---- Records shown
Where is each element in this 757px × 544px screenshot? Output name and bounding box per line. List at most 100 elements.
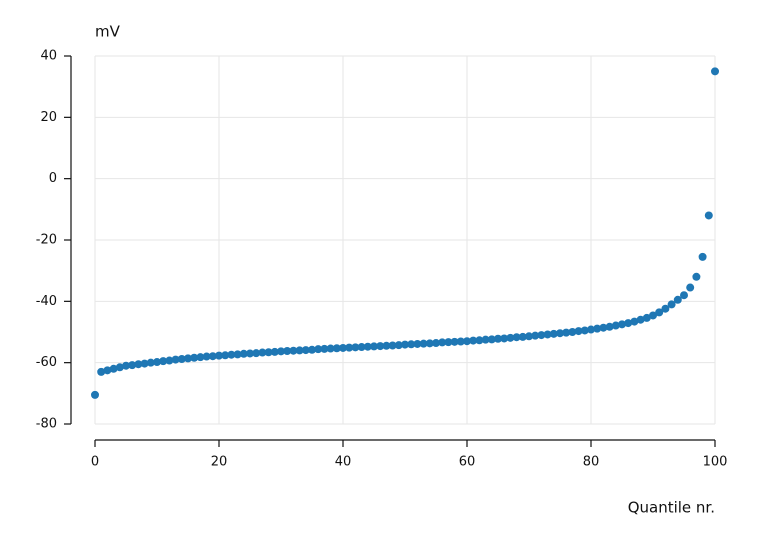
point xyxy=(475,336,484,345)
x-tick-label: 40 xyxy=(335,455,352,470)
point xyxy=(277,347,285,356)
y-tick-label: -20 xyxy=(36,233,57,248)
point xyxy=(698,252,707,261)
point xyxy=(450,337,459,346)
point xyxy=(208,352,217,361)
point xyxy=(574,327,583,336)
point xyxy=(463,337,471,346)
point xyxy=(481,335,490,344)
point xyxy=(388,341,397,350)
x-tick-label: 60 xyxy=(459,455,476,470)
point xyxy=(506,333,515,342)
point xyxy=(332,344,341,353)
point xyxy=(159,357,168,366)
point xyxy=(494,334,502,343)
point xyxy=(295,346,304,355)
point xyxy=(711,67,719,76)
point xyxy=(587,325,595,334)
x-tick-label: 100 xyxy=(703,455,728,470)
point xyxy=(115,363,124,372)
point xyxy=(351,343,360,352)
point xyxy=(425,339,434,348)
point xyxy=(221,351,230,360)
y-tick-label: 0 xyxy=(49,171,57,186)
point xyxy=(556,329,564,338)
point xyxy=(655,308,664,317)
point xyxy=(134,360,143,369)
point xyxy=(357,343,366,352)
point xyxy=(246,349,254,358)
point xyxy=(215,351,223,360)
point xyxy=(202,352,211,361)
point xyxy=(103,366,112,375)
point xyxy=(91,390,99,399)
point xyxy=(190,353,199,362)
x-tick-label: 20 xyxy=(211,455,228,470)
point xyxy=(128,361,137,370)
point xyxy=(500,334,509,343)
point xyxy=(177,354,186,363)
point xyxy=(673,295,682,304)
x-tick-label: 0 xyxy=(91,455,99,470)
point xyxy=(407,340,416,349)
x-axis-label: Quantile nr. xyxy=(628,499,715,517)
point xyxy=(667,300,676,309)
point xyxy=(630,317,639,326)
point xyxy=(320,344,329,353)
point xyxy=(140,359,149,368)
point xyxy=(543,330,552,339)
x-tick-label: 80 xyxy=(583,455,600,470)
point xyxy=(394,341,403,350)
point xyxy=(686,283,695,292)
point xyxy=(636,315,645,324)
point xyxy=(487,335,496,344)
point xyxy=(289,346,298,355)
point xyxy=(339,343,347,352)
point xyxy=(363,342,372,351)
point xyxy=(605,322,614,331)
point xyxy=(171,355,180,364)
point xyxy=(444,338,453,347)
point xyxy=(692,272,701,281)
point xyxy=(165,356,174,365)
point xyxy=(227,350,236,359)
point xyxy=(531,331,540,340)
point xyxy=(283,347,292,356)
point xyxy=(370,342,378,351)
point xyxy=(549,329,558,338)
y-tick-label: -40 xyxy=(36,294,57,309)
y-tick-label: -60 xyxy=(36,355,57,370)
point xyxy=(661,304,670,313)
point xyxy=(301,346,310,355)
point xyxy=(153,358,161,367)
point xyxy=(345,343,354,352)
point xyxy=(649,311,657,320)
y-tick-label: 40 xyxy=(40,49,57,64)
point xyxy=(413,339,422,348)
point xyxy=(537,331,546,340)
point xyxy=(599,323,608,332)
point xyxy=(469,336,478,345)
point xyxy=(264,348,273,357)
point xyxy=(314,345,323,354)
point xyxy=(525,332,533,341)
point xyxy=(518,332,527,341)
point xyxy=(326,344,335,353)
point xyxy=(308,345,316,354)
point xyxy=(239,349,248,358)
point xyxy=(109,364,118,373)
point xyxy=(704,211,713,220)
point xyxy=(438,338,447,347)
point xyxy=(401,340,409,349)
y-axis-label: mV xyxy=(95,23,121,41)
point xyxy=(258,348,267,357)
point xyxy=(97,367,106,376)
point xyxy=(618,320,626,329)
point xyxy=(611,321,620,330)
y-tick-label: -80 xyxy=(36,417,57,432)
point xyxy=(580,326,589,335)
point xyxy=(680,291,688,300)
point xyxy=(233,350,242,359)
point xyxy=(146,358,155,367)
--------
[Written problem] Render the entries above as a JSON list of strings, one string per line, with blank lines skipped and the pictures left out.

[Answer]
[
  "Where is each element in this 757px × 544px screenshot? Output name and bounding box per line. List at most 100 elements.",
  "point xyxy=(475,336,484,345)",
  "x-tick-label: 40 xyxy=(335,455,352,470)",
  "point xyxy=(277,347,285,356)",
  "y-tick-label: -20 xyxy=(36,233,57,248)",
  "point xyxy=(698,252,707,261)",
  "point xyxy=(450,337,459,346)",
  "point xyxy=(208,352,217,361)",
  "point xyxy=(574,327,583,336)",
  "point xyxy=(463,337,471,346)",
  "point xyxy=(481,335,490,344)",
  "point xyxy=(388,341,397,350)",
  "x-tick-label: 60 xyxy=(459,455,476,470)",
  "point xyxy=(506,333,515,342)",
  "point xyxy=(332,344,341,353)",
  "point xyxy=(159,357,168,366)",
  "point xyxy=(494,334,502,343)",
  "point xyxy=(295,346,304,355)",
  "point xyxy=(711,67,719,76)",
  "point xyxy=(587,325,595,334)",
  "x-tick-label: 100 xyxy=(703,455,728,470)",
  "point xyxy=(115,363,124,372)",
  "point xyxy=(351,343,360,352)",
  "point xyxy=(425,339,434,348)",
  "point xyxy=(221,351,230,360)",
  "y-tick-label: 0 xyxy=(49,171,57,186)",
  "point xyxy=(556,329,564,338)",
  "point xyxy=(655,308,664,317)",
  "point xyxy=(134,360,143,369)",
  "point xyxy=(357,343,366,352)",
  "point xyxy=(246,349,254,358)",
  "point xyxy=(215,351,223,360)",
  "point xyxy=(202,352,211,361)",
  "point xyxy=(103,366,112,375)",
  "point xyxy=(91,390,99,399)",
  "point xyxy=(190,353,199,362)",
  "x-tick-label: 20 xyxy=(211,455,228,470)",
  "point xyxy=(128,361,137,370)",
  "point xyxy=(500,334,509,343)",
  "point xyxy=(177,354,186,363)",
  "point xyxy=(673,295,682,304)",
  "x-tick-label: 0 xyxy=(91,455,99,470)",
  "point xyxy=(407,340,416,349)",
  "x-axis-label: Quantile nr. xyxy=(628,499,715,517)",
  "point xyxy=(667,300,676,309)",
  "point xyxy=(630,317,639,326)",
  "point xyxy=(320,344,329,353)",
  "point xyxy=(140,359,149,368)",
  "point xyxy=(543,330,552,339)",
  "x-tick-label: 80 xyxy=(583,455,600,470)",
  "point xyxy=(394,341,403,350)",
  "point xyxy=(686,283,695,292)",
  "point xyxy=(636,315,645,324)",
  "point xyxy=(487,335,496,344)",
  "point xyxy=(289,346,298,355)",
  "point xyxy=(339,343,347,352)",
  "point xyxy=(363,342,372,351)",
  "point xyxy=(605,322,614,331)",
  "point xyxy=(171,355,180,364)",
  "point xyxy=(444,338,453,347)",
  "point xyxy=(692,272,701,281)",
  "point xyxy=(165,356,174,365)",
  "point xyxy=(227,350,236,359)",
  "point xyxy=(531,331,540,340)",
  "point xyxy=(283,347,292,356)",
  "point xyxy=(370,342,378,351)",
  "point xyxy=(549,329,558,338)",
  "y-tick-label: -40 xyxy=(36,294,57,309)",
  "y-tick-label: -60 xyxy=(36,355,57,370)",
  "point xyxy=(661,304,670,313)",
  "point xyxy=(301,346,310,355)",
  "point xyxy=(153,358,161,367)",
  "point xyxy=(345,343,354,352)",
  "point xyxy=(649,311,657,320)",
  "y-tick-label: 40 xyxy=(40,49,57,64)",
  "point xyxy=(413,339,422,348)",
  "point xyxy=(537,331,546,340)",
  "point xyxy=(599,323,608,332)",
  "point xyxy=(469,336,478,345)",
  "point xyxy=(264,348,273,357)",
  "point xyxy=(314,345,323,354)",
  "point xyxy=(525,332,533,341)",
  "point xyxy=(518,332,527,341)",
  "point xyxy=(326,344,335,353)",
  "point xyxy=(308,345,316,354)",
  "point xyxy=(239,349,248,358)",
  "point xyxy=(109,364,118,373)",
  "point xyxy=(704,211,713,220)",
  "point xyxy=(438,338,447,347)",
  "point xyxy=(401,340,409,349)",
  "y-axis-label: mV xyxy=(95,23,121,41)",
  "point xyxy=(258,348,267,357)",
  "point xyxy=(97,367,106,376)",
  "point xyxy=(618,320,626,329)",
  "point xyxy=(611,321,620,330)",
  "y-tick-label: -80 xyxy=(36,417,57,432)",
  "point xyxy=(580,326,589,335)",
  "point xyxy=(680,291,688,300)",
  "point xyxy=(233,350,242,359)",
  "point xyxy=(146,358,155,367)"
]